◆ DATA TO USE
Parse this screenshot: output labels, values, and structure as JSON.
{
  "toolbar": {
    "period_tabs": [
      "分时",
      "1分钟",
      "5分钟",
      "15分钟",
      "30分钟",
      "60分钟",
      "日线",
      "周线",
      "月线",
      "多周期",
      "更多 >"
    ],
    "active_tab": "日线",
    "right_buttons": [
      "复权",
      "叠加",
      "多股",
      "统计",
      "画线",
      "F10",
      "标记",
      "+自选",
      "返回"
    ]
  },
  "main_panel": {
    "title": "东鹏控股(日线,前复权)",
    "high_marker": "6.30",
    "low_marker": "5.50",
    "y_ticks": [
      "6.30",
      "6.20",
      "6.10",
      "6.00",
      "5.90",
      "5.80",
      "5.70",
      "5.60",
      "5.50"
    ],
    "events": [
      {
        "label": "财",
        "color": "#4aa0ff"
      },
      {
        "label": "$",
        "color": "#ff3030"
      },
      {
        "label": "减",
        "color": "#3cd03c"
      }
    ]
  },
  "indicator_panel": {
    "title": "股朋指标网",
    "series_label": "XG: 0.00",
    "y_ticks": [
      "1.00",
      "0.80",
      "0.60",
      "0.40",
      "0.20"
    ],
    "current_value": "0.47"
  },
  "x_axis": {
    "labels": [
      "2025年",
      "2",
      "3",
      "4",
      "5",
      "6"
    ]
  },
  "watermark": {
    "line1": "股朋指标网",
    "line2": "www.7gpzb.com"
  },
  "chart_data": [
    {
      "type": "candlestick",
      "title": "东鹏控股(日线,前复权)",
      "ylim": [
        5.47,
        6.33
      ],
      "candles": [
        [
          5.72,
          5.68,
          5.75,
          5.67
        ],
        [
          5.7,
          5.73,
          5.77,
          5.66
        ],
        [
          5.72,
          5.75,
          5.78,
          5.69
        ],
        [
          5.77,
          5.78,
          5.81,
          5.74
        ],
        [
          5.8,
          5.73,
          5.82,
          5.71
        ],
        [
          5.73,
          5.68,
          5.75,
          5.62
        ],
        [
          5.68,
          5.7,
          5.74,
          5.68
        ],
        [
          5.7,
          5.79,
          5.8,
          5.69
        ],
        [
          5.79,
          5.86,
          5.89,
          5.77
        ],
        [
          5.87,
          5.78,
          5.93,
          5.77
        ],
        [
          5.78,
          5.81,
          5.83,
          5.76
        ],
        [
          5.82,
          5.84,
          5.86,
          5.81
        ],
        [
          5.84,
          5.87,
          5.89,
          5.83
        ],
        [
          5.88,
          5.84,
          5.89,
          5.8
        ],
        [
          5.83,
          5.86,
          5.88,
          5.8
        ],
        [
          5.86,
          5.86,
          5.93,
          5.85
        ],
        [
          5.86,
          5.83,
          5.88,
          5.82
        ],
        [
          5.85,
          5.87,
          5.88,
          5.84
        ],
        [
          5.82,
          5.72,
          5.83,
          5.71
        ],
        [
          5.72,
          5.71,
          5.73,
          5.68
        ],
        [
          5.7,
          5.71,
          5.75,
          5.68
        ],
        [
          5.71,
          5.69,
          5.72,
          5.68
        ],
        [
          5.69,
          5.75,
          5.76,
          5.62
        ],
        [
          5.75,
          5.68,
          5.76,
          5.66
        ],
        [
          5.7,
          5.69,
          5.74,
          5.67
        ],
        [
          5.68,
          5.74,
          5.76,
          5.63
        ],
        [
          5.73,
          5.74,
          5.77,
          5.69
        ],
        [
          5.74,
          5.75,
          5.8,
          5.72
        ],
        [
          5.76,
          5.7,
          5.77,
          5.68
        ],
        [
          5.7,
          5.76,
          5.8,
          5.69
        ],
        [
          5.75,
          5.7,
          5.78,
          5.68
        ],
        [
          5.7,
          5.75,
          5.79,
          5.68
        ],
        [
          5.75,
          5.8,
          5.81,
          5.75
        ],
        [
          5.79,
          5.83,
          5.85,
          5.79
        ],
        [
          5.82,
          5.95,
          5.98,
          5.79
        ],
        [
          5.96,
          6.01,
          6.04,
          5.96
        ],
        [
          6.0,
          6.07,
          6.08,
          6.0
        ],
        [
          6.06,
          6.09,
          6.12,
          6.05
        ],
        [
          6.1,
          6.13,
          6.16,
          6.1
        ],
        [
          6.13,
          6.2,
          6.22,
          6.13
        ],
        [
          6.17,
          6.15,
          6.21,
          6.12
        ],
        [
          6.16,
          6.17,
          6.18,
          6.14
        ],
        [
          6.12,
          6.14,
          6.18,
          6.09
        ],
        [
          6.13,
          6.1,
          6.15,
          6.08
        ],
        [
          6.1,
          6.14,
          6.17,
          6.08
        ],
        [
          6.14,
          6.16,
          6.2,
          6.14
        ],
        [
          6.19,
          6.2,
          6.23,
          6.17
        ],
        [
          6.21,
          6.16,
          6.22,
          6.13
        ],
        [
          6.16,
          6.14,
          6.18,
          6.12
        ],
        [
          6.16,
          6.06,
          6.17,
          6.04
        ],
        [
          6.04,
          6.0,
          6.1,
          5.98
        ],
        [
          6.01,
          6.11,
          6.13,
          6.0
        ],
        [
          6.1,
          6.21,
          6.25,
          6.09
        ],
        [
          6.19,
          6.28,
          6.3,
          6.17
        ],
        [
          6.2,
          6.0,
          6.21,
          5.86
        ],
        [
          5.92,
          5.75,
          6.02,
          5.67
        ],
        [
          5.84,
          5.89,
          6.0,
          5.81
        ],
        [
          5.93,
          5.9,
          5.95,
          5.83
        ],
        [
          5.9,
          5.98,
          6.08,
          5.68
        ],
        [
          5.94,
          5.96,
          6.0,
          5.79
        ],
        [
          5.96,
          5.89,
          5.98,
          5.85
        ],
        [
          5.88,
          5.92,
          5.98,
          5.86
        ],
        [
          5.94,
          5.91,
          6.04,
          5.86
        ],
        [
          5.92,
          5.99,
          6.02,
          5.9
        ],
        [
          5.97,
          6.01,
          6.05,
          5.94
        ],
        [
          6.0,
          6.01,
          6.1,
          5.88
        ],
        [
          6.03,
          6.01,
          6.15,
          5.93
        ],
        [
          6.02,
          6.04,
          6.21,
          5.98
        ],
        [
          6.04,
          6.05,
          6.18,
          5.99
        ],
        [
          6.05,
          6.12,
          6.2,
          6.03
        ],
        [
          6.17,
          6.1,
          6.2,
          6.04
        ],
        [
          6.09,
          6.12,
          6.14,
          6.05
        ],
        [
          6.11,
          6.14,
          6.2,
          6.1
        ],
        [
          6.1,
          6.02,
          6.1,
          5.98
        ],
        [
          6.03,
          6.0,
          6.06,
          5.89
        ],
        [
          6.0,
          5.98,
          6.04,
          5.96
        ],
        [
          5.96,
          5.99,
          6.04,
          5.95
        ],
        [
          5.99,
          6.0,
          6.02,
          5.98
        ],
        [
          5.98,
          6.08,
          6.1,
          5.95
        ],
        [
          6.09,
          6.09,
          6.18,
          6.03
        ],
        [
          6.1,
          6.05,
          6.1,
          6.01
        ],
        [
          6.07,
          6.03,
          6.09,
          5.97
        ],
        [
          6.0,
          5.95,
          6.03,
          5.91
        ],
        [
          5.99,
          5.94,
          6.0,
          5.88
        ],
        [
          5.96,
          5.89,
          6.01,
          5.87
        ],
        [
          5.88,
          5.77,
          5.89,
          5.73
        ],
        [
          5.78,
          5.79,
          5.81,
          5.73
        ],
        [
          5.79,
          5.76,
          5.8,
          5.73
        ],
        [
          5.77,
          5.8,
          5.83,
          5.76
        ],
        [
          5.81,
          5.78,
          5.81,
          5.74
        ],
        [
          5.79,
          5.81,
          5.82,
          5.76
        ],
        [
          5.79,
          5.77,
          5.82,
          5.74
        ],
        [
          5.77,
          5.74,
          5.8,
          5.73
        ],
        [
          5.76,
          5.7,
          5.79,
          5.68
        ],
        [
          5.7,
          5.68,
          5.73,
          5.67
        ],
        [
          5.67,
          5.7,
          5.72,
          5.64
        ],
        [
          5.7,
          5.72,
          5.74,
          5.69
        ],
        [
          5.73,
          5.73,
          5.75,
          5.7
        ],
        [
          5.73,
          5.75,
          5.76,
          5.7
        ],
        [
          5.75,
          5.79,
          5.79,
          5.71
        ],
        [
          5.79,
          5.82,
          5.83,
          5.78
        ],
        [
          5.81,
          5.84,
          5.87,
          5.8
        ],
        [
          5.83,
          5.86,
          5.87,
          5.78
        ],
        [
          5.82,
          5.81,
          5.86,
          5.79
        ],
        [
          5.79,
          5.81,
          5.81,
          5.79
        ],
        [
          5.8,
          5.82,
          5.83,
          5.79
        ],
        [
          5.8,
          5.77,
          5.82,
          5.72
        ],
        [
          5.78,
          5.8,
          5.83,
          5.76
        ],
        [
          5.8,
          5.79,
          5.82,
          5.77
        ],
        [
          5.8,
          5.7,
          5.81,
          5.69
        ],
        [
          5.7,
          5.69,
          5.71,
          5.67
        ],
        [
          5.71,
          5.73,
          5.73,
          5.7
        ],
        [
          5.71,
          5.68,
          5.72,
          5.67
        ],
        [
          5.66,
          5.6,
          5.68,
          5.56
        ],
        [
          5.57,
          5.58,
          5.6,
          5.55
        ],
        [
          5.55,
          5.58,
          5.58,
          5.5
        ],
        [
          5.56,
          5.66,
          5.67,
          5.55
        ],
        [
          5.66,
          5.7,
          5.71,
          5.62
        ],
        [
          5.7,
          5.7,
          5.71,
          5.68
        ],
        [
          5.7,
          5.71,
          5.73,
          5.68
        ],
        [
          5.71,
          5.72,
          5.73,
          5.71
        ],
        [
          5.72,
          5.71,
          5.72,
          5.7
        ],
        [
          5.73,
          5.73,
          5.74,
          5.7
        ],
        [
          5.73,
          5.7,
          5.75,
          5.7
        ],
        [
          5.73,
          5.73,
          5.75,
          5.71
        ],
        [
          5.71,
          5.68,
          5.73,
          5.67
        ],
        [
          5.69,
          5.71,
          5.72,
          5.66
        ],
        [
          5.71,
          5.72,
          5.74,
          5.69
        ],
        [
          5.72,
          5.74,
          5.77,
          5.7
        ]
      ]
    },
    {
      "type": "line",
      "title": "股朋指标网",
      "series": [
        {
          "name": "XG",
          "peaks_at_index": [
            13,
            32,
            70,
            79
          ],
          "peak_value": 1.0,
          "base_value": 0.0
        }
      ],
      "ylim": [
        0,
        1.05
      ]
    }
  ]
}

◆ TASK INSTRUCTIONS
Look through the entries above for the word "title". Copy every line where it shows up.

◆ CORRECT ANSWER
    "title": "东鹏控股(日线,前复权)",
    "title": "股朋指标网",
      "title": "东鹏控股(日线,前复权)",
      "title": "股朋指标网",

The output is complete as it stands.